START

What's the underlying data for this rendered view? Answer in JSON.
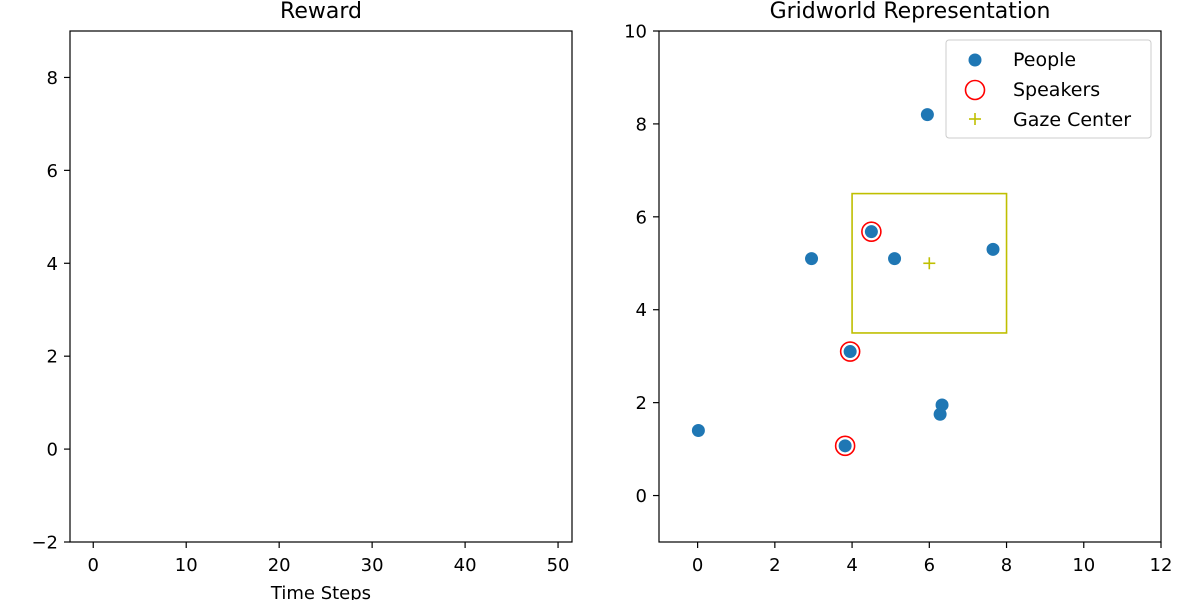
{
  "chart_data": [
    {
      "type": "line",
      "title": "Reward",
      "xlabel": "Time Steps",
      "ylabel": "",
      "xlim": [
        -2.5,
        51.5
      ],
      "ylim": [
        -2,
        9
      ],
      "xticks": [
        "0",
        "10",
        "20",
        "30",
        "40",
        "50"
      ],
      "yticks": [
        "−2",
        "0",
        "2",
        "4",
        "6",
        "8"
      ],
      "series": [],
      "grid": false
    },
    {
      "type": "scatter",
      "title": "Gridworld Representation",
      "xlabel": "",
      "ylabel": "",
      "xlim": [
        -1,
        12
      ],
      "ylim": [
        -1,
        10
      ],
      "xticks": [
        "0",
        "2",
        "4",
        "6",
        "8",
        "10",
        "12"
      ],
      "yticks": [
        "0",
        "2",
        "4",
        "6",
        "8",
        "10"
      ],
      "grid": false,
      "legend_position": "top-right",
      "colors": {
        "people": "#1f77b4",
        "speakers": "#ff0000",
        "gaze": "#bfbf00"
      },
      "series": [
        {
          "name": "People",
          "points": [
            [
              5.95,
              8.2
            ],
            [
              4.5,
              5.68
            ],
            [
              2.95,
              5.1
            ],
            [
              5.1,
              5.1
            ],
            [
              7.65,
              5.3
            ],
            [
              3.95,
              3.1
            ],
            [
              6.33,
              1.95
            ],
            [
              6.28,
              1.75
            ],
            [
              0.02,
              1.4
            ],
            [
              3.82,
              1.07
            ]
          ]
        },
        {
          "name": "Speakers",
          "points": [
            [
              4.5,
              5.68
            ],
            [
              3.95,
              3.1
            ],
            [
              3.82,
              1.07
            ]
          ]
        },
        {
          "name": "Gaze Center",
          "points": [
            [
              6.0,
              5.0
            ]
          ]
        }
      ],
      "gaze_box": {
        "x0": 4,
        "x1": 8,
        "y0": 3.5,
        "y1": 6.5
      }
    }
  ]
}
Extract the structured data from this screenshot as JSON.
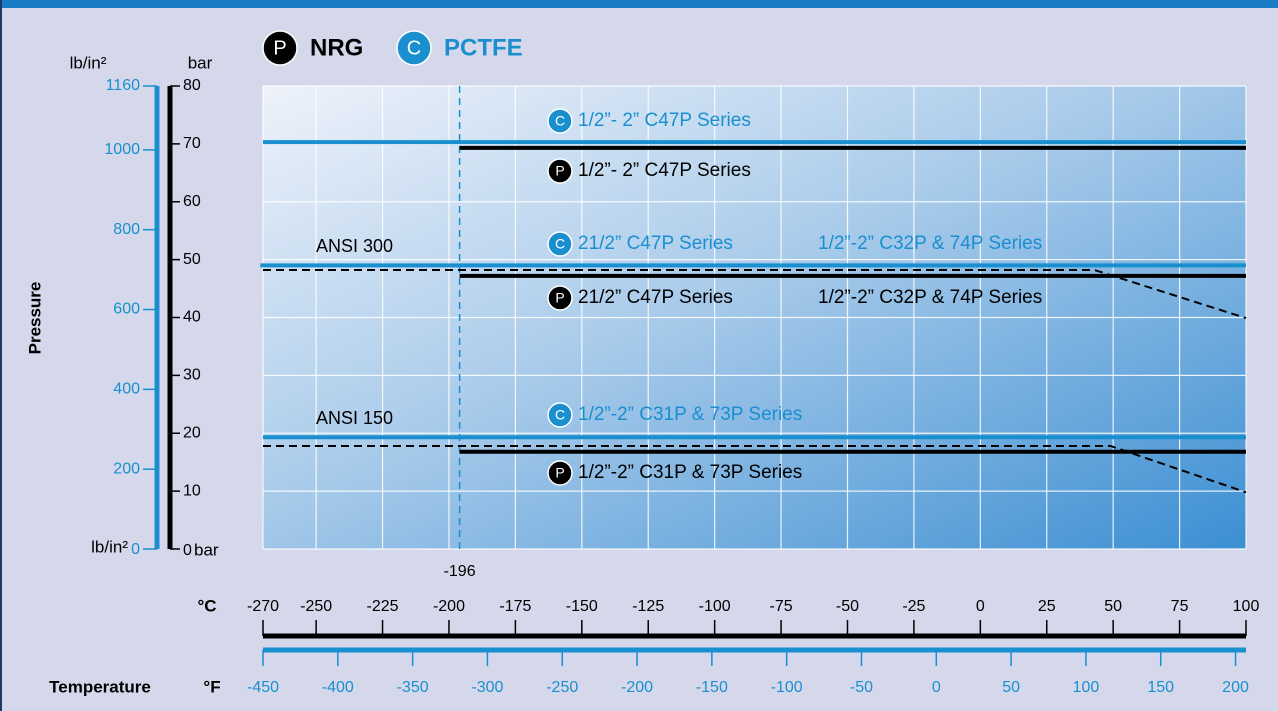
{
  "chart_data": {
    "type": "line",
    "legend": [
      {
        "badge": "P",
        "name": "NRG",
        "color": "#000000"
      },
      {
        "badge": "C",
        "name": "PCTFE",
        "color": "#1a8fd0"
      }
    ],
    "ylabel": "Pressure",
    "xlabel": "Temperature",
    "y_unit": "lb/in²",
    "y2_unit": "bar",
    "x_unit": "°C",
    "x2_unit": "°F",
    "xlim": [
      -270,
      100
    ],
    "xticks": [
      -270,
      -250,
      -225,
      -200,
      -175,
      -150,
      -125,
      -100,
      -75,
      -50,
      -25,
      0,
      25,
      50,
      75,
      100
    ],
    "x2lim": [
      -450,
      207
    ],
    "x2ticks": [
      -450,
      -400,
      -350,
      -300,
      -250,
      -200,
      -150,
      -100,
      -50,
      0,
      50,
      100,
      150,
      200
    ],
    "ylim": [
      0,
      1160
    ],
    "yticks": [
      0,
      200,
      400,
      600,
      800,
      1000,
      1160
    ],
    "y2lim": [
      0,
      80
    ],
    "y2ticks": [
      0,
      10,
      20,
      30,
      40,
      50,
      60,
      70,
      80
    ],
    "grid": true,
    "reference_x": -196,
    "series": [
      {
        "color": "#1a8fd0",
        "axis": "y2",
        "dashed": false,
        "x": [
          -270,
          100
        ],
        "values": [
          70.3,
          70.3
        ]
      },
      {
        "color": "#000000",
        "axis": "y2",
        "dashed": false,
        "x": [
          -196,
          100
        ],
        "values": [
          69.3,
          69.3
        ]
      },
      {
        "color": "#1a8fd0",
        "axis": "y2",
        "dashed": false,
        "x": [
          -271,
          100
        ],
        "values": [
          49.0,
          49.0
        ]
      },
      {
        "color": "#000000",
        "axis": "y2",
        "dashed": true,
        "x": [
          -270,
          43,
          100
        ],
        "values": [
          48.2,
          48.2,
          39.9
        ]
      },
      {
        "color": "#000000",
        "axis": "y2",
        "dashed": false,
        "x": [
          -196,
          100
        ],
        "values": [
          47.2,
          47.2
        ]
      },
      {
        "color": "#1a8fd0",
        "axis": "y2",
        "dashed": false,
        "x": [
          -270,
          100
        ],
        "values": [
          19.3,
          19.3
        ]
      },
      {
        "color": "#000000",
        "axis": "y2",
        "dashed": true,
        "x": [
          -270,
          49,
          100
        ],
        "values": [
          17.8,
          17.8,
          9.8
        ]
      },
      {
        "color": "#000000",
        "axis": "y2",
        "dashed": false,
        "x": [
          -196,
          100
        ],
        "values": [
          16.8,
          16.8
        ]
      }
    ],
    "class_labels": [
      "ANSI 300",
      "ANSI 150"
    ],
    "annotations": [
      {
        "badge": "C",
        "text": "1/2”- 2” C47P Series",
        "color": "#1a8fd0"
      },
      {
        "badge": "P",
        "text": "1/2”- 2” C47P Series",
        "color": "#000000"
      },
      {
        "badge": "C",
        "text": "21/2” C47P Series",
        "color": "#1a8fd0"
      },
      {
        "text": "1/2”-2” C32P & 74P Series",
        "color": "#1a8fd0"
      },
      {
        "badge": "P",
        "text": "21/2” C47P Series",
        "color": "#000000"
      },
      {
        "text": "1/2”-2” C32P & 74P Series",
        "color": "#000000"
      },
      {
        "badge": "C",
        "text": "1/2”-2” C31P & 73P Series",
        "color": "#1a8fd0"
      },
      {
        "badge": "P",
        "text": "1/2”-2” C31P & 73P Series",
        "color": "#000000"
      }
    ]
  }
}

END

→ **Job**:
From the listing above, collect every line that mentions the word "xlabel".

→ **Solution**:
      "xlabel": "Time Steps",
      "xlabel": "",
    "xlabel": "Temperature",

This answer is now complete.